## [Set exercise]
Copy every entry exactly.

(Entries from a dataset)
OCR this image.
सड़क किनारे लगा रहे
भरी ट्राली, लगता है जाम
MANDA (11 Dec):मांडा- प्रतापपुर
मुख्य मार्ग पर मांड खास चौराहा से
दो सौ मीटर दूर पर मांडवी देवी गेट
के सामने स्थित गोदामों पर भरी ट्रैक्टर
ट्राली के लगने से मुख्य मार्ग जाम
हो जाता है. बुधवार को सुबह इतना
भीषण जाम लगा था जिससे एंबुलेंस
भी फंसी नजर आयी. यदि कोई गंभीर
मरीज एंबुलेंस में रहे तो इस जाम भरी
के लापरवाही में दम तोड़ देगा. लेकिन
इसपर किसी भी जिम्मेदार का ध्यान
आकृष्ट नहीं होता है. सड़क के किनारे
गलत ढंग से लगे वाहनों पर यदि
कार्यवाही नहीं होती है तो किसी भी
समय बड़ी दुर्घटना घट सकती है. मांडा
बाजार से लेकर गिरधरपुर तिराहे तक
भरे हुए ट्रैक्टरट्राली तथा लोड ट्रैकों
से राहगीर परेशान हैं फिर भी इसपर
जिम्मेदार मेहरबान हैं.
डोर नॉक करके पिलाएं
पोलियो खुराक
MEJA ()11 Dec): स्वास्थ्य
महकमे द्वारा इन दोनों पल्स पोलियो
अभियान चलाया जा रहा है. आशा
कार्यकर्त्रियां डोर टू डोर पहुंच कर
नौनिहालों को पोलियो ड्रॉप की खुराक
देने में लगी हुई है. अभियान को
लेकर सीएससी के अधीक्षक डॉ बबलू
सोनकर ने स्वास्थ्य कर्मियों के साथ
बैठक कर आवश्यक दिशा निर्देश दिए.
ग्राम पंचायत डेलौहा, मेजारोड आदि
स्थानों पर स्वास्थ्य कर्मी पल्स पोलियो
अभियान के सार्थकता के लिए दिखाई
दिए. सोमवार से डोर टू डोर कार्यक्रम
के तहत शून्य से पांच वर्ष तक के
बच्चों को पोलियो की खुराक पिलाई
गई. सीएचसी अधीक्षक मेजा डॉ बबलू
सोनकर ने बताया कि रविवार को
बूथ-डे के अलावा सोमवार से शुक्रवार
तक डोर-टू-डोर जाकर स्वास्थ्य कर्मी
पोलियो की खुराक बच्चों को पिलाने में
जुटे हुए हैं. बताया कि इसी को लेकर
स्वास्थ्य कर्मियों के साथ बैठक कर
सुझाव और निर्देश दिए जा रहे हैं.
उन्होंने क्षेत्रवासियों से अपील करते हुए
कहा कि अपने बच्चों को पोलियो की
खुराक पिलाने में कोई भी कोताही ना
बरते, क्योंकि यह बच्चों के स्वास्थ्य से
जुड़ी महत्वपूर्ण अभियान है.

## [Written solution]
OCR this image.
सड़क किनारे लगा रहे
भरी ट्राली, लगता है जाम
MANDA (11 Dec):मांडा- प्रतापपुर
मुख्य मार्ग पर मांड खास चौराहा से
दो सौ मीटर दूर पर मांडवी देवी गेट
के सामने स्थित गोदामों पर भरी ट्रैक्टर
ट्राली के लगने से मुख्य मार्ग जाम
हो जाता है. बुधवार को सुबह इतना
भीषण जाम लगा था जिससे एंबुलेंस
भी फंसी नजर आयी. यदि कोई गंभीर
मरीज एंबुलेंस में रहे तो इस जाम भरी
के लापरवाही में दम तोड़ देगा. लेकिन
इसपर किसी भी जिम्मेदार का ध्यान
आकृष्ट नहीं होता है. सड़क के किनारे
गलत ढंग से लगे वाहनों पर यदि
कार्यवाही नहीं होती है तो किसी भी
समय बड़ी दुर्घटना घट सकती है. मांडा
बाजार से लेकर गिरधरपुर तिराहे तक
भरे हुए ट्रैक्टरट्राली तथा लोड ट्रैकों
से राहगीर परेशान हैं फिर भी इसपर
जिम्मेदार मेहरबान हैं.
डोर नॉक करके पिलाएं
पोलियो खुराक
MEJA ()11 Dec): स्वास्थ्य
महकमे द्वारा इन दोनों पल्स पोलियो
अभियान चलाया जा रहा है. आशा
कार्यकर्त्रियां डोर टू डोर पहुंच कर
नौनिहालों को पोलियो ड्रॉप की खुराक
देने में लगी हुई है. अभियान को
लेकर सीएससी के अधीक्षक डॉ बबलू
सोनकर ने स्वास्थ्य कर्मियों के साथ
बैठक कर आवश्यक दिशा निर्देश दिए.
ग्राम पंचायत डेलौहा, मेजारोड आदि
स्थानों पर स्वास्थ्य कर्मी पल्स पोलियो
अभियान के सार्थकता के लिए दिखाई
दिए. सोमवार से डोर टू डोर कार्यक्रम
के तहत शून्य से पांच वर्ष तक के
बच्चों को पोलियो की खुराक पिलाई
गई. सीएचसी अधीक्षक मेजा डॉ बबलू
सोनकर ने बताया कि रविवार को
बूथ-डे के अलावा सोमवार से शुक्रवार
तक डोर-टू-डोर जाकर स्वास्थ्य कर्मी
पोलियो की खुराक बच्चों को पिलाने में
जुटे हुए हैं. बताया कि इसी को लेकर
स्वास्थ्य कर्मियों के साथ बैठक कर
सुझाव और निर्देश दिए जा रहे हैं.
उन्होंने क्षेत्रवासियों से अपील करते हुए
कहा कि अपने बच्चों को पोलियो की
खुराक पिलाने में कोई भी कोताही ना
बरते, क्योंकि यह बच्चों के स्वास्थ्य से
जुड़ी महत्वपूर्ण अभियान है.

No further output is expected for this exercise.